### EXERCISE TASK:
Each entry should be quoted word for word, including every mark of punctuation.

## Start ENTRIES PROVIDED

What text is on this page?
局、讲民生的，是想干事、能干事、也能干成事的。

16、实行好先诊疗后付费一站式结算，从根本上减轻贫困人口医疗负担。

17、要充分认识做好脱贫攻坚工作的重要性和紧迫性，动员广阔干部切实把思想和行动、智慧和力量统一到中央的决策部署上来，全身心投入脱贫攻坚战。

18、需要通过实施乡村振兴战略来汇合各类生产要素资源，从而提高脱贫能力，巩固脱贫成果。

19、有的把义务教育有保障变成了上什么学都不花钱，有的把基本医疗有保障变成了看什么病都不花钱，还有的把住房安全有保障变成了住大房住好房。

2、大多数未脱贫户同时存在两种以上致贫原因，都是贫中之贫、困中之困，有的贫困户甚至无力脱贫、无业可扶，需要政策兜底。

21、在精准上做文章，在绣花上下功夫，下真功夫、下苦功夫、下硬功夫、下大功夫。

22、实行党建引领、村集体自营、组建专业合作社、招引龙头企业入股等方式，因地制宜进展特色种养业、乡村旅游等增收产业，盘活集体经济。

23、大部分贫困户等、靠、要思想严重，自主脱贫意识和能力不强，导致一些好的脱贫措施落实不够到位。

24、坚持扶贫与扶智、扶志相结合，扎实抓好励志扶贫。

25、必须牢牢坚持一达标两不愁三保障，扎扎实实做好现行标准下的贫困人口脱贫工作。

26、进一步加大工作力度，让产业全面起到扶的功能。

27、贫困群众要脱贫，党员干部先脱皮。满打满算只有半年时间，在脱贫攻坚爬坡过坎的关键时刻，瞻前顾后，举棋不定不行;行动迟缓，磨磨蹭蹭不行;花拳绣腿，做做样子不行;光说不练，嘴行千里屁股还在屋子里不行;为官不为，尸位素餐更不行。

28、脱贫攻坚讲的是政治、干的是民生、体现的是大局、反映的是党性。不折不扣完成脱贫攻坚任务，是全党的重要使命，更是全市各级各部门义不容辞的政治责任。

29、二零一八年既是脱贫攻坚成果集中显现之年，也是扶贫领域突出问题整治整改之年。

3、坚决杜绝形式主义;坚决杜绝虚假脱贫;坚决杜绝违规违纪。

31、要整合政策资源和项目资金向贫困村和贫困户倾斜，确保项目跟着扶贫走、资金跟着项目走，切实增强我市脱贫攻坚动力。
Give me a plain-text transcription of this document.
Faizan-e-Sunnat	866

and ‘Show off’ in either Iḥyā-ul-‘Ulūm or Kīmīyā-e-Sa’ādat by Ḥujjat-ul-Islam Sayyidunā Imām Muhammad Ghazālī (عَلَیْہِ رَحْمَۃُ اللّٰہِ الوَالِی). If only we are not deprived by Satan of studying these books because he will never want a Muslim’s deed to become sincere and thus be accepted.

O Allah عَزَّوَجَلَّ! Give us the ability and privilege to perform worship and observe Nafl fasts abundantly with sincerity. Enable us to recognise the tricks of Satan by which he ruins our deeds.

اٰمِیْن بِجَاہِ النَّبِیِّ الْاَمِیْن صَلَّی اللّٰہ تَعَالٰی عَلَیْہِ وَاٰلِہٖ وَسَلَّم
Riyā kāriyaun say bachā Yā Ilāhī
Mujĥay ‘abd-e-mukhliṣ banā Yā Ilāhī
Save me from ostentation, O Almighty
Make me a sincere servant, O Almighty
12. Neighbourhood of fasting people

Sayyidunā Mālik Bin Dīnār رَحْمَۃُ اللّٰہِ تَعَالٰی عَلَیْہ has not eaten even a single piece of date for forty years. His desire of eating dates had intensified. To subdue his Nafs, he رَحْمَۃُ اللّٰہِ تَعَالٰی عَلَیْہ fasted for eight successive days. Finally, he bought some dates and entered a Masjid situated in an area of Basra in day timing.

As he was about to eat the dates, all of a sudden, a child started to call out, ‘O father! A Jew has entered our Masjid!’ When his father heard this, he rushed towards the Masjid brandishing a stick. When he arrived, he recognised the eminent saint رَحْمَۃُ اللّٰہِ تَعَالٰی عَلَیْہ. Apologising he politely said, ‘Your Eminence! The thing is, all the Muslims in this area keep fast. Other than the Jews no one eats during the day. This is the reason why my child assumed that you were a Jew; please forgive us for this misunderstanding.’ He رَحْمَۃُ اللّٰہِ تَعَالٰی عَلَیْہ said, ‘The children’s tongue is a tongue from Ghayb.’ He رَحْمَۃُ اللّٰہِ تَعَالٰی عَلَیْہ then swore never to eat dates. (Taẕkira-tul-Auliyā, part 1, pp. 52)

## End ENTRIES PROVIDED

### EXPECTED OUTPUT:
What text is on this page?
局、讲民生的，是想干事、能干事、也能干成事的。

16、实行好先诊疗后付费一站式结算，从根本上减轻贫困人口医疗负担。

17、要充分认识做好脱贫攻坚工作的重要性和紧迫性，动员广阔干部切实把思想和行动、智慧和力量统一到中央的决策部署上来，全身心投入脱贫攻坚战。

18、需要通过实施乡村振兴战略来汇合各类生产要素资源，从而提高脱贫能力，巩固脱贫成果。

19、有的把义务教育有保障变成了上什么学都不花钱，有的把基本医疗有保障变成了看什么病都不花钱，还有的把住房安全有保障变成了住大房住好房。

2、大多数未脱贫户同时存在两种以上致贫原因，都是贫中之贫、困中之困，有的贫困户甚至无力脱贫、无业可扶，需要政策兜底。

21、在精准上做文章，在绣花上下功夫，下真功夫、下苦功夫、下硬功夫、下大功夫。

22、实行党建引领、村集体自营、组建专业合作社、招引龙头企业入股等方式，因地制宜进展特色种养业、乡村旅游等增收产业，盘活集体经济。

23、大部分贫困户等、靠、要思想严重，自主脱贫意识和能力不强，导致一些好的脱贫措施落实不够到位。

24、坚持扶贫与扶智、扶志相结合，扎实抓好励志扶贫。

25、必须牢牢坚持一达标两不愁三保障，扎扎实实做好现行标准下的贫困人口脱贫工作。

26、进一步加大工作力度，让产业全面起到扶的功能。

27、贫困群众要脱贫，党员干部先脱皮。满打满算只有半年时间，在脱贫攻坚爬坡过坎的关键时刻，瞻前顾后，举棋不定不行;行动迟缓，磨磨蹭蹭不行;花拳绣腿，做做样子不行;光说不练，嘴行千里屁股还在屋子里不行;为官不为，尸位素餐更不行。

28、脱贫攻坚讲的是政治、干的是民生、体现的是大局、反映的是党性。不折不扣完成脱贫攻坚任务，是全党的重要使命，更是全市各级各部门义不容辞的政治责任。

29、二零一八年既是脱贫攻坚成果集中显现之年，也是扶贫领域突出问题整治整改之年。

3、坚决杜绝形式主义;坚决杜绝虚假脱贫;坚决杜绝违规违纪。

31、要整合政策资源和项目资金向贫困村和贫困户倾斜，确保项目跟着扶贫走、资金跟着项目走，切实增强我市脱贫攻坚动力。
Give me a plain-text transcription of this document.
Faizan-e-Sunnat	866

and ‘Show off’ in either Iḥyā-ul-‘Ulūm or Kīmīyā-e-Sa’ādat by Ḥujjat-ul-Islam Sayyidunā Imām Muhammad Ghazālī (عَلَیْہِ رَحْمَۃُ اللّٰہِ الوَالِی). If only we are not deprived by Satan of studying these books because he will never want a Muslim’s deed to become sincere and thus be accepted.

O Allah عَزَّوَجَلَّ! Give us the ability and privilege to perform worship and observe Nafl fasts abundantly with sincerity. Enable us to recognise the tricks of Satan by which he ruins our deeds.

اٰمِیْن بِجَاہِ النَّبِیِّ الْاَمِیْن صَلَّی اللّٰہ تَعَالٰی عَلَیْہِ وَاٰلِہٖ وَسَلَّم
Riyā kāriyaun say bachā Yā Ilāhī
Mujĥay ‘abd-e-mukhliṣ banā Yā Ilāhī
Save me from ostentation, O Almighty
Make me a sincere servant, O Almighty
12. Neighbourhood of fasting people

Sayyidunā Mālik Bin Dīnār رَحْمَۃُ اللّٰہِ تَعَالٰی عَلَیْہ has not eaten even a single piece of date for forty years. His desire of eating dates had intensified. To subdue his Nafs, he رَحْمَۃُ اللّٰہِ تَعَالٰی عَلَیْہ fasted for eight successive days. Finally, he bought some dates and entered a Masjid situated in an area of Basra in day timing.

As he was about to eat the dates, all of a sudden, a child started to call out, ‘O father! A Jew has entered our Masjid!’ When his father heard this, he rushed towards the Masjid brandishing a stick. When he arrived, he recognised the eminent saint رَحْمَۃُ اللّٰہِ تَعَالٰی عَلَیْہ. Apologising he politely said, ‘Your Eminence! The thing is, all the Muslims in this area keep fast. Other than the Jews no one eats during the day. This is the reason why my child assumed that you were a Jew; please forgive us for this misunderstanding.’ He رَحْمَۃُ اللّٰہِ تَعَالٰی عَلَیْہ said, ‘The children’s tongue is a tongue from Ghayb.’ He رَحْمَۃُ اللّٰہِ تَعَالٰی عَلَیْہ then swore never to eat dates. (Taẕkira-tul-Auliyā, part 1, pp. 52)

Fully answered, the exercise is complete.